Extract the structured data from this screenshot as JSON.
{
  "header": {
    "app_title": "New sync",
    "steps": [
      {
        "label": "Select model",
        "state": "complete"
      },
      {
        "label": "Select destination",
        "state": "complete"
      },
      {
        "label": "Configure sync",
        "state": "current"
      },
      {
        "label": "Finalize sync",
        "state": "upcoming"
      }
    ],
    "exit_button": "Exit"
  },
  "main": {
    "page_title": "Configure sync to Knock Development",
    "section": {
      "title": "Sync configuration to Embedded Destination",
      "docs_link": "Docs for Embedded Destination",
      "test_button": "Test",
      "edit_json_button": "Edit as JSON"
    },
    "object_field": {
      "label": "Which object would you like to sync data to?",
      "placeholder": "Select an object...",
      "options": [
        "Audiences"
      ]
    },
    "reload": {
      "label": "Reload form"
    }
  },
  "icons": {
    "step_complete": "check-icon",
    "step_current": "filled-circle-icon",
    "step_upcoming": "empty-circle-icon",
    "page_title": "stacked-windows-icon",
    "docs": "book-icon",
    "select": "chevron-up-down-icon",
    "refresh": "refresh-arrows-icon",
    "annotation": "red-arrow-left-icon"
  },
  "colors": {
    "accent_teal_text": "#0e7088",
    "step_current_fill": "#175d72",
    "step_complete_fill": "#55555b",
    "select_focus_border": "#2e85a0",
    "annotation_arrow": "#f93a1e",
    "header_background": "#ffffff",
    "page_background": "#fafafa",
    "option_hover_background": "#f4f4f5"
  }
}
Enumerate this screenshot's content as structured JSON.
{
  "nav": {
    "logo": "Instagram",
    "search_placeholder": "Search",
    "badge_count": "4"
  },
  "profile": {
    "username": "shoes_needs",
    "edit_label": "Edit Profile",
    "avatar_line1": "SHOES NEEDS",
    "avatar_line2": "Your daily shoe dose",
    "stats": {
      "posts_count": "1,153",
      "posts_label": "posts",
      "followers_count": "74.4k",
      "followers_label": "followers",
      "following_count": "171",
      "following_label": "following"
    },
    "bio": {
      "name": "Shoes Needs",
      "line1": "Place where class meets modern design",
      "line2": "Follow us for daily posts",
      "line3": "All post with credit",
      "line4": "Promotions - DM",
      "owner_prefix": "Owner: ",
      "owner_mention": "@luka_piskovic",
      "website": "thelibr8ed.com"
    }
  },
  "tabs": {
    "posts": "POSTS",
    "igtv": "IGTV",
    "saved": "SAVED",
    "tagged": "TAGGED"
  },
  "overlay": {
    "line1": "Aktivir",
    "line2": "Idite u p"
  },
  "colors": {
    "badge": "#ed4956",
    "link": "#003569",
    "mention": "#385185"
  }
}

■ ■ ■ ■ ■ ■ ■

REQUEST> Every record above needs to be repeated word for word.

SOLUTION TO THIS TASK>
Extract the structured data from this screenshot as JSON.
{
  "header": {
    "app_title": "New sync",
    "steps": [
      {
        "label": "Select model",
        "state": "complete"
      },
      {
        "label": "Select destination",
        "state": "complete"
      },
      {
        "label": "Configure sync",
        "state": "current"
      },
      {
        "label": "Finalize sync",
        "state": "upcoming"
      }
    ],
    "exit_button": "Exit"
  },
  "main": {
    "page_title": "Configure sync to Knock Development",
    "section": {
      "title": "Sync configuration to Embedded Destination",
      "docs_link": "Docs for Embedded Destination",
      "test_button": "Test",
      "edit_json_button": "Edit as JSON"
    },
    "object_field": {
      "label": "Which object would you like to sync data to?",
      "placeholder": "Select an object...",
      "options": [
        "Audiences"
      ]
    },
    "reload": {
      "label": "Reload form"
    }
  },
  "icons": {
    "step_complete": "check-icon",
    "step_current": "filled-circle-icon",
    "step_upcoming": "empty-circle-icon",
    "page_title": "stacked-windows-icon",
    "docs": "book-icon",
    "select": "chevron-up-down-icon",
    "refresh": "refresh-arrows-icon",
    "annotation": "red-arrow-left-icon"
  },
  "colors": {
    "accent_teal_text": "#0e7088",
    "step_current_fill": "#175d72",
    "step_complete_fill": "#55555b",
    "select_focus_border": "#2e85a0",
    "annotation_arrow": "#f93a1e",
    "header_background": "#ffffff",
    "page_background": "#fafafa",
    "option_hover_background": "#f4f4f5"
  }
}
Enumerate this screenshot's content as structured JSON.
{
  "nav": {
    "logo": "Instagram",
    "search_placeholder": "Search",
    "badge_count": "4"
  },
  "profile": {
    "username": "shoes_needs",
    "edit_label": "Edit Profile",
    "avatar_line1": "SHOES NEEDS",
    "avatar_line2": "Your daily shoe dose",
    "stats": {
      "posts_count": "1,153",
      "posts_label": "posts",
      "followers_count": "74.4k",
      "followers_label": "followers",
      "following_count": "171",
      "following_label": "following"
    },
    "bio": {
      "name": "Shoes Needs",
      "line1": "Place where class meets modern design",
      "line2": "Follow us for daily posts",
      "line3": "All post with credit",
      "line4": "Promotions - DM",
      "owner_prefix": "Owner: ",
      "owner_mention": "@luka_piskovic",
      "website": "thelibr8ed.com"
    }
  },
  "tabs": {
    "posts": "POSTS",
    "igtv": "IGTV",
    "saved": "SAVED",
    "tagged": "TAGGED"
  },
  "overlay": {
    "line1": "Aktivir",
    "line2": "Idite u p"
  },
  "colors": {
    "badge": "#ed4956",
    "link": "#003569",
    "mention": "#385185"
  }
}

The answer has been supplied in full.